> [Text block]:

Maybe it's time for new document formats and browsers that neatly separate content, presentation and UI layers? PDF and HTML are 20+ years old and it's often difficult to extract information from either let alone author a browser.

  • rrr_oh_man 21 hours ago

    Yes, but I'm sure they're out there somewhere

    (https://xkcd.com/927/)

    • TRiG_Ireland 17 hours ago

      Open XML Paper Specification is an XML-based format intended to compete with PDF. Unlike PDF, it is purely static: no scripting.

      Also unlike PDF, I've never seen it actually used in the wild.

viking2917 16 hours ago

coincidentally, posted this over on Show HN today. OCR workbench, AI OCR & editing tools for OCRing old / hard documents. https://news.ycombinator.com/item?id=43976450. Tesseract works fine for modern text documents, but it fails badly on older docs (e.g. colonial american, etc)

fracus 16 hours ago

Why hasn't the PDF standard been replaced or revised to require the text in meta form? Seems like a no brainer.

  • msephton 12 hours ago

    It's already supported, but it's an optional feature, so it's up to the app/developer/author.

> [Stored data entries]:
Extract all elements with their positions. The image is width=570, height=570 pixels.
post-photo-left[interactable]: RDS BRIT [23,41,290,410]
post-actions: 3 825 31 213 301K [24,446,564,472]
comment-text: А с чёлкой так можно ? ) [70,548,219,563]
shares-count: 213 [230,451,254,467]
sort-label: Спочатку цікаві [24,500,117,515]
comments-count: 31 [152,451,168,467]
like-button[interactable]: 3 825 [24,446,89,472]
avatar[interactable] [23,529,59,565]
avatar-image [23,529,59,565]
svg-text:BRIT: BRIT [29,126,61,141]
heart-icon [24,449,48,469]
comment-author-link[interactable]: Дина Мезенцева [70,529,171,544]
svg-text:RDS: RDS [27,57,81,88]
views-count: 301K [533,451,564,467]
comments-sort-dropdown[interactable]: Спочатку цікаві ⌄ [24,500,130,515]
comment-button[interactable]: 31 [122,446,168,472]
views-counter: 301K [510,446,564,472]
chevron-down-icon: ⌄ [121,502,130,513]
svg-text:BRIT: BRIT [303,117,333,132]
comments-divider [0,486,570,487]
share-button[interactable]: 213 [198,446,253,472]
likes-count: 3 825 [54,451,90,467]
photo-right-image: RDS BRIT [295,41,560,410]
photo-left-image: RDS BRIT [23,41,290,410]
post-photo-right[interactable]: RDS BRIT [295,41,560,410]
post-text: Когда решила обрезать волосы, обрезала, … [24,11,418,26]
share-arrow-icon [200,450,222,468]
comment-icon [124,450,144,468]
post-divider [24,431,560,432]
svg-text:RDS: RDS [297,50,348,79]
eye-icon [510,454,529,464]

> [Tasks]:
1/ Translate this sentence from the thread on document formats into French: "Unlike PDF, it is purely static: no scripting."
2/ Answer these questions from the thread on document formats:
(a) How old does the opening post say PDF and HTML are?
(b) Which XML-based format is named as intended to compete with PDF?
(c) On what kind of documents does Tesseract fail badly, according to viking2917?
3/ Go on with the thread on document formats from its last reply.
The rows are separate material, apart from the thread on document formats.

> [Results of the tasks]:
1/ Contrairement au PDF, il est purement statique : pas de scripts.

2/
(a) 20+ years old.
(b) Open XML Paper Specification.
(c) Older documents, such as colonial American ones.

3/
devrandoom a day ago

I currently use ocrmypdf for my private library. Then Recoll to index and search. Is there a better solution I'm missing?

anonu a day ago

They should called it NDF - Non-Portable Document Format.

  • 0xml 12 hours ago

    Maybe Printable Document Format.

j45 a day ago

Part of a problem being challenging is recognizing if it's new, or just new to us.

We get to learn a lot when something is new to us.. at the same time the untouchable parts of PDF to Text are largely being solved with the help of LLMs.

I built a tool to extract information from PDFs a long time ago, and the break through was having no ego or attachment to any one way of doing it.

Different solutions and approaches offered different depth or quality of solutions and organizing them to work together in addition to anything I built myself provided what was needed - one place where more things work.. than not.

TZubiri 16 hours ago

As someone who has worked on this FT. (S&P, parsing of financial disclosures)

The solution is OCR. Don't fuck with internal file format. PDF is designed to print/display stuff, not to be parseable by machines.

keybored a day ago

For people who want people to read their documents[1] they should have their PDF point to a more digital-friendly format, an alt document.

Looks like you’ve found my PDF. You might want this version instead:

PDFs are often subpar. Just see the first example: standard Latex serif section title. I mean, PDFs often aren’t even well-typeset for what they are (dead-tree simulations).

[1] No sarcasm or truism. Some may just want to submit a paper to whatever publisher and go through their whole laundry list of what a paper ought to be. Wide dissemanation is not the point.